------ Data listing ------

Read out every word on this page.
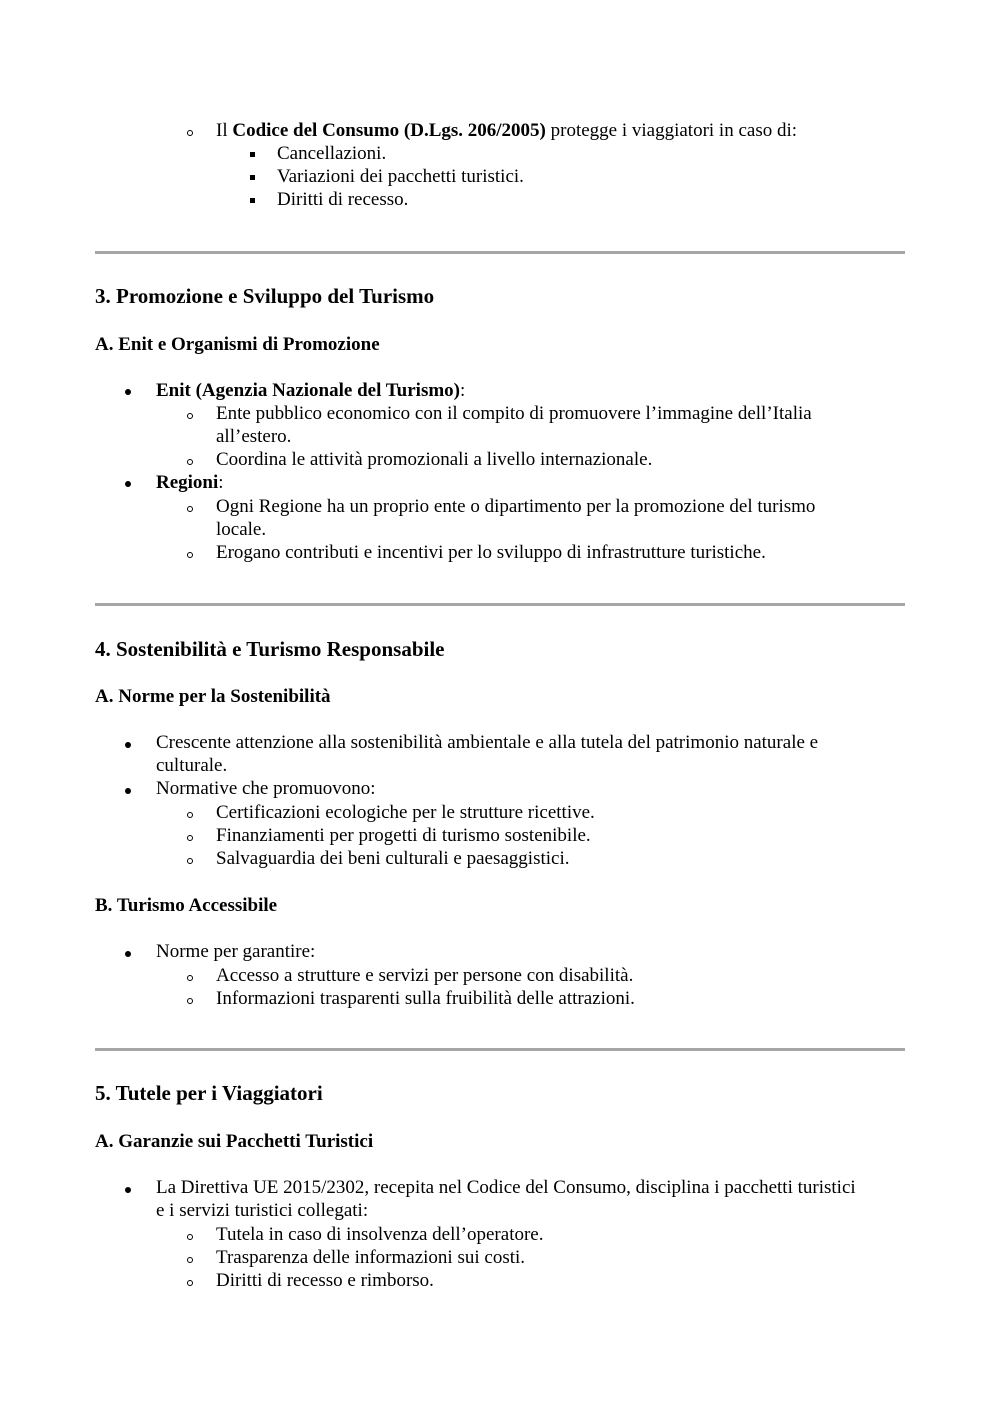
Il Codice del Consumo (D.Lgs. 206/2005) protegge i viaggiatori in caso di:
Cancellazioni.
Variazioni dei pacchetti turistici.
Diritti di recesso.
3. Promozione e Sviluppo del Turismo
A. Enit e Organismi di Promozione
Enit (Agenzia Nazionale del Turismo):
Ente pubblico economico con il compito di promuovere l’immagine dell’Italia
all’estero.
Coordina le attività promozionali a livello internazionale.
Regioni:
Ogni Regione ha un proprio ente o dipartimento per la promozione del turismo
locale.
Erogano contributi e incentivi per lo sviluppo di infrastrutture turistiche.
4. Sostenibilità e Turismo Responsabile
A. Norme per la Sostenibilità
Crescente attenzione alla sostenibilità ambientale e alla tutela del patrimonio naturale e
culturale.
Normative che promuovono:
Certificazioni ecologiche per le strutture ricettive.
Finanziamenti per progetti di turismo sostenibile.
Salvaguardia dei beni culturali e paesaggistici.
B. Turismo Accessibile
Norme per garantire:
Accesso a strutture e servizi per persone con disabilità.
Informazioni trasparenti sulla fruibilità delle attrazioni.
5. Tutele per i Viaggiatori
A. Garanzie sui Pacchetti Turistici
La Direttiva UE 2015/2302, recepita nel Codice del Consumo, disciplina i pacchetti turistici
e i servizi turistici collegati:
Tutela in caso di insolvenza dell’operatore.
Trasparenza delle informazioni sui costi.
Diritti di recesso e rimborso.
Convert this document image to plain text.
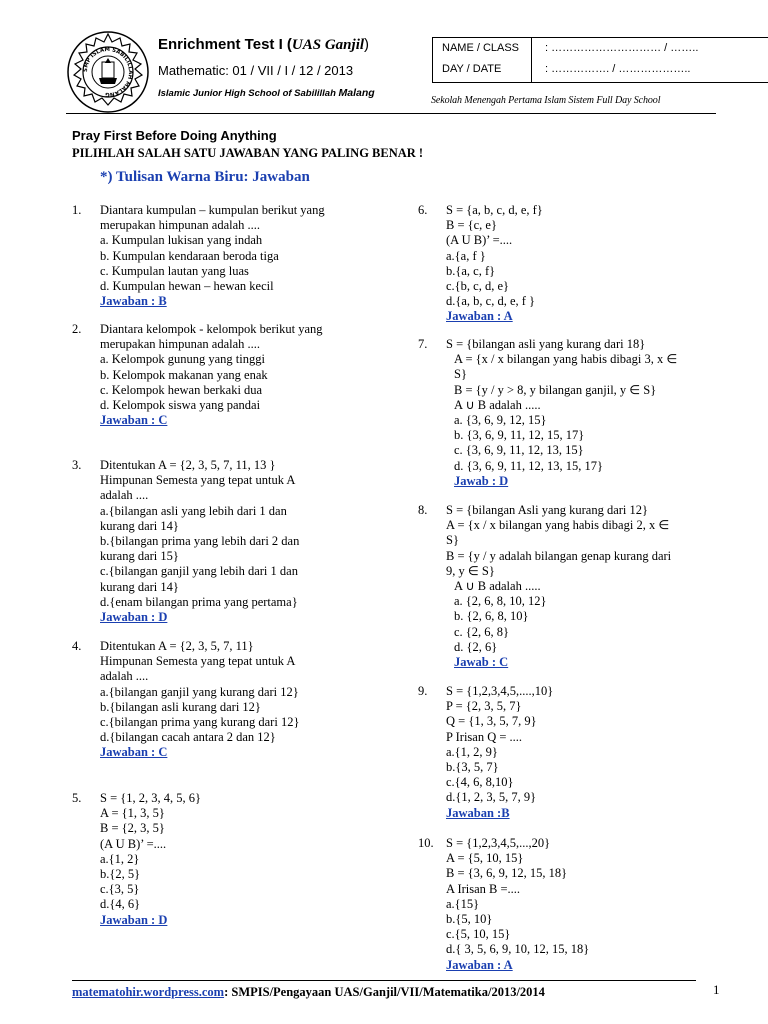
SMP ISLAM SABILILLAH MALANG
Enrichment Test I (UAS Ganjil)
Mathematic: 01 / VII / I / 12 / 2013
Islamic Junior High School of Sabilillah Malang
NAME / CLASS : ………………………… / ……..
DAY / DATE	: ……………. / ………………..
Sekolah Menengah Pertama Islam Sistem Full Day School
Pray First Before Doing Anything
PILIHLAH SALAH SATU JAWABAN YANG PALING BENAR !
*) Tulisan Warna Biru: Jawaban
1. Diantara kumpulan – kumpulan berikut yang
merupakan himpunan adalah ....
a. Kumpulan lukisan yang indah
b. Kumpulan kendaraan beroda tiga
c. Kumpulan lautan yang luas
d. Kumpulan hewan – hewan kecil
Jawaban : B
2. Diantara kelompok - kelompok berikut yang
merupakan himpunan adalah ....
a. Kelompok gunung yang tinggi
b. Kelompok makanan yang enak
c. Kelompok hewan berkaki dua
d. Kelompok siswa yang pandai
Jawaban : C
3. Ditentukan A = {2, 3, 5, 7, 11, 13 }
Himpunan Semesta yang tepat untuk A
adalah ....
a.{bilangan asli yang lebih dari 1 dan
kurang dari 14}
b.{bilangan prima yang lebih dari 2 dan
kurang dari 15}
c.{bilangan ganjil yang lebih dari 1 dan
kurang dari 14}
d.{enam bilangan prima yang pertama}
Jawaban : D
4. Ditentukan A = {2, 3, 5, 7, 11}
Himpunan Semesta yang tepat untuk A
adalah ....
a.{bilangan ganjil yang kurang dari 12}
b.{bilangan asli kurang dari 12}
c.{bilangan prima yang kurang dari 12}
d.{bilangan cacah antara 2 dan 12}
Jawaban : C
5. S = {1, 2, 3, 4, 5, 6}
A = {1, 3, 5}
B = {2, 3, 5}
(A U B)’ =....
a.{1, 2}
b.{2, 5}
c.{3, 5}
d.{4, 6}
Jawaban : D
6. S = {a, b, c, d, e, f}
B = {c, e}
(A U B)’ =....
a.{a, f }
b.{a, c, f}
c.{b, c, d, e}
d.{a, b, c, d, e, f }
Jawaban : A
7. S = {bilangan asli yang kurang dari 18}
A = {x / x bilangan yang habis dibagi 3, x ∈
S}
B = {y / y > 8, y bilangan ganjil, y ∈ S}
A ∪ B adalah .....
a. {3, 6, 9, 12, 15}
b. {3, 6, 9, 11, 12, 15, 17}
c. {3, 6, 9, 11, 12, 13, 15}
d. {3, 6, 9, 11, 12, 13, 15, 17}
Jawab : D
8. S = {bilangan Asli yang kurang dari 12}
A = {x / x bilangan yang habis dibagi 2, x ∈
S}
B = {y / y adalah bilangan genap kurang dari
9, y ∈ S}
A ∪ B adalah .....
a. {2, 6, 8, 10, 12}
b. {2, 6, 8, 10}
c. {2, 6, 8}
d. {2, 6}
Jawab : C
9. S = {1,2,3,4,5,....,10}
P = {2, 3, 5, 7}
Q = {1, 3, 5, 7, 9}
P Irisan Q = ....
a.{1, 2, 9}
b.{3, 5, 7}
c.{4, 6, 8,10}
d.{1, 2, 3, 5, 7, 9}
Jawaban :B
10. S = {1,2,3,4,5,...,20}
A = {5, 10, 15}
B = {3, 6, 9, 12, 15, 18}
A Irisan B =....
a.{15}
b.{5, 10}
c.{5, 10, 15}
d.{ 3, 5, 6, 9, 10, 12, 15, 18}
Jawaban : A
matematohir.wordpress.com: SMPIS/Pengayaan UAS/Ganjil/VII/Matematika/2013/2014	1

------

(What to produce)
Write out the records above once more, word for word, with no pictures.

(Problem solution)
Read out every word on this page.
Il Codice del Consumo (D.Lgs. 206/2005) protegge i viaggiatori in caso di:
Cancellazioni.
Variazioni dei pacchetti turistici.
Diritti di recesso.
3. Promozione e Sviluppo del Turismo
A. Enit e Organismi di Promozione
Enit (Agenzia Nazionale del Turismo):
Ente pubblico economico con il compito di promuovere l’immagine dell’Italia
all’estero.
Coordina le attività promozionali a livello internazionale.
Regioni:
Ogni Regione ha un proprio ente o dipartimento per la promozione del turismo
locale.
Erogano contributi e incentivi per lo sviluppo di infrastrutture turistiche.
4. Sostenibilità e Turismo Responsabile
A. Norme per la Sostenibilità
Crescente attenzione alla sostenibilità ambientale e alla tutela del patrimonio naturale e
culturale.
Normative che promuovono:
Certificazioni ecologiche per le strutture ricettive.
Finanziamenti per progetti di turismo sostenibile.
Salvaguardia dei beni culturali e paesaggistici.
B. Turismo Accessibile
Norme per garantire:
Accesso a strutture e servizi per persone con disabilità.
Informazioni trasparenti sulla fruibilità delle attrazioni.
5. Tutele per i Viaggiatori
A. Garanzie sui Pacchetti Turistici
La Direttiva UE 2015/2302, recepita nel Codice del Consumo, disciplina i pacchetti turistici
e i servizi turistici collegati:
Tutela in caso di insolvenza dell’operatore.
Trasparenza delle informazioni sui costi.
Diritti di recesso e rimborso.
Convert this document image to plain text.
SMP ISLAM SABILILLAH MALANG
Enrichment Test I (UAS Ganjil)
Mathematic: 01 / VII / I / 12 / 2013
Islamic Junior High School of Sabilillah Malang
NAME / CLASS : ………………………… / ……..
DAY / DATE	: ……………. / ………………..
Sekolah Menengah Pertama Islam Sistem Full Day School
Pray First Before Doing Anything
PILIHLAH SALAH SATU JAWABAN YANG PALING BENAR !
*) Tulisan Warna Biru: Jawaban
1. Diantara kumpulan – kumpulan berikut yang
merupakan himpunan adalah ....
a. Kumpulan lukisan yang indah
b. Kumpulan kendaraan beroda tiga
c. Kumpulan lautan yang luas
d. Kumpulan hewan – hewan kecil
Jawaban : B
2. Diantara kelompok - kelompok berikut yang
merupakan himpunan adalah ....
a. Kelompok gunung yang tinggi
b. Kelompok makanan yang enak
c. Kelompok hewan berkaki dua
d. Kelompok siswa yang pandai
Jawaban : C
3. Ditentukan A = {2, 3, 5, 7, 11, 13 }
Himpunan Semesta yang tepat untuk A
adalah ....
a.{bilangan asli yang lebih dari 1 dan
kurang dari 14}
b.{bilangan prima yang lebih dari 2 dan
kurang dari 15}
c.{bilangan ganjil yang lebih dari 1 dan
kurang dari 14}
d.{enam bilangan prima yang pertama}
Jawaban : D
4. Ditentukan A = {2, 3, 5, 7, 11}
Himpunan Semesta yang tepat untuk A
adalah ....
a.{bilangan ganjil yang kurang dari 12}
b.{bilangan asli kurang dari 12}
c.{bilangan prima yang kurang dari 12}
d.{bilangan cacah antara 2 dan 12}
Jawaban : C
5. S = {1, 2, 3, 4, 5, 6}
A = {1, 3, 5}
B = {2, 3, 5}
(A U B)’ =....
a.{1, 2}
b.{2, 5}
c.{3, 5}
d.{4, 6}
Jawaban : D
6. S = {a, b, c, d, e, f}
B = {c, e}
(A U B)’ =....
a.{a, f }
b.{a, c, f}
c.{b, c, d, e}
d.{a, b, c, d, e, f }
Jawaban : A
7. S = {bilangan asli yang kurang dari 18}
A = {x / x bilangan yang habis dibagi 3, x ∈
S}
B = {y / y > 8, y bilangan ganjil, y ∈ S}
A ∪ B adalah .....
a. {3, 6, 9, 12, 15}
b. {3, 6, 9, 11, 12, 15, 17}
c. {3, 6, 9, 11, 12, 13, 15}
d. {3, 6, 9, 11, 12, 13, 15, 17}
Jawab : D
8. S = {bilangan Asli yang kurang dari 12}
A = {x / x bilangan yang habis dibagi 2, x ∈
S}
B = {y / y adalah bilangan genap kurang dari
9, y ∈ S}
A ∪ B adalah .....
a. {2, 6, 8, 10, 12}
b. {2, 6, 8, 10}
c. {2, 6, 8}
d. {2, 6}
Jawab : C
9. S = {1,2,3,4,5,....,10}
P = {2, 3, 5, 7}
Q = {1, 3, 5, 7, 9}
P Irisan Q = ....
a.{1, 2, 9}
b.{3, 5, 7}
c.{4, 6, 8,10}
d.{1, 2, 3, 5, 7, 9}
Jawaban :B
10. S = {1,2,3,4,5,...,20}
A = {5, 10, 15}
B = {3, 6, 9, 12, 15, 18}
A Irisan B =....
a.{15}
b.{5, 10}
c.{5, 10, 15}
d.{ 3, 5, 6, 9, 10, 12, 15, 18}
Jawaban : A
matematohir.wordpress.com: SMPIS/Pengayaan UAS/Ganjil/VII/Matematika/2013/2014	1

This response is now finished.